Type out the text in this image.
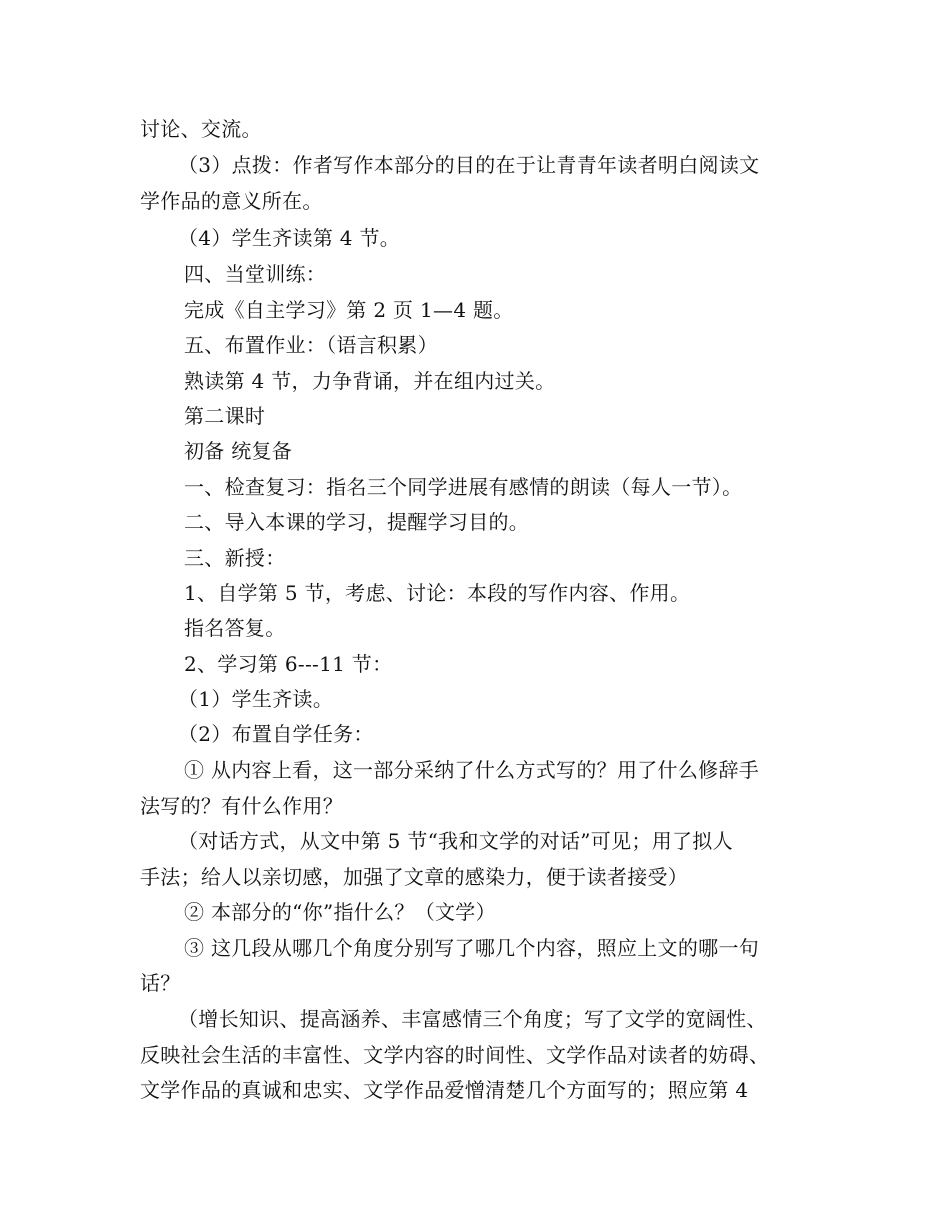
讨论、交流。
（3）点拨：作者写作本部分的目的在于让青青年读者明白阅读文
学作品的意义所在。
（4）学生齐读第 4 节。
四、当堂训练：
完成《自主学习》第 2 页 1—4 题。
五、布置作业：（语言积累）
熟读第 4 节，力争背诵，并在组内过关。
第二课时
初备 统复备
一、检查复习：指名三个同学进展有感情的朗读（每人一节）。
二、导入本课的学习，提醒学习目的。
三、新授：
1、自学第 5 节，考虑、讨论：本段的写作内容、作用。
指名答复。
2、学习第 6---11 节：
（1）学生齐读。
（2）布置自学任务：
① 从内容上看，这一部分采纳了什么方式写的？用了什么修辞手
法写的？有什么作用？
（对话方式，从文中第 5 节“我和文学的对话”可见；用了拟人
手法；给人以亲切感，加强了文章的感染力，便于读者接受）
② 本部分的“你”指什么？（文学）
③ 这几段从哪几个角度分别写了哪几个内容，照应上文的哪一句
话？
（增长知识、提高涵养、丰富感情三个角度；写了文学的宽阔性、
反映社会生活的丰富性、文学内容的时间性、文学作品对读者的妨碍、
文学作品的真诚和忠实、文学作品爱憎清楚几个方面写的；照应第 4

→ PROBLEM REQUIREMENTS: Transcribe the entries above verbatim, omitting their pictures.

→ CORRECT ANSWER:
Type out the text in this image.
讨论、交流。
（3）点拨：作者写作本部分的目的在于让青青年读者明白阅读文
学作品的意义所在。
（4）学生齐读第 4 节。
四、当堂训练：
完成《自主学习》第 2 页 1—4 题。
五、布置作业：（语言积累）
熟读第 4 节，力争背诵，并在组内过关。
第二课时
初备 统复备
一、检查复习：指名三个同学进展有感情的朗读（每人一节）。
二、导入本课的学习，提醒学习目的。
三、新授：
1、自学第 5 节，考虑、讨论：本段的写作内容、作用。
指名答复。
2、学习第 6---11 节：
（1）学生齐读。
（2）布置自学任务：
① 从内容上看，这一部分采纳了什么方式写的？用了什么修辞手
法写的？有什么作用？
（对话方式，从文中第 5 节“我和文学的对话”可见；用了拟人
手法；给人以亲切感，加强了文章的感染力，便于读者接受）
② 本部分的“你”指什么？（文学）
③ 这几段从哪几个角度分别写了哪几个内容，照应上文的哪一句
话？
（增长知识、提高涵养、丰富感情三个角度；写了文学的宽阔性、
反映社会生活的丰富性、文学内容的时间性、文学作品对读者的妨碍、
文学作品的真诚和忠实、文学作品爱憎清楚几个方面写的；照应第 4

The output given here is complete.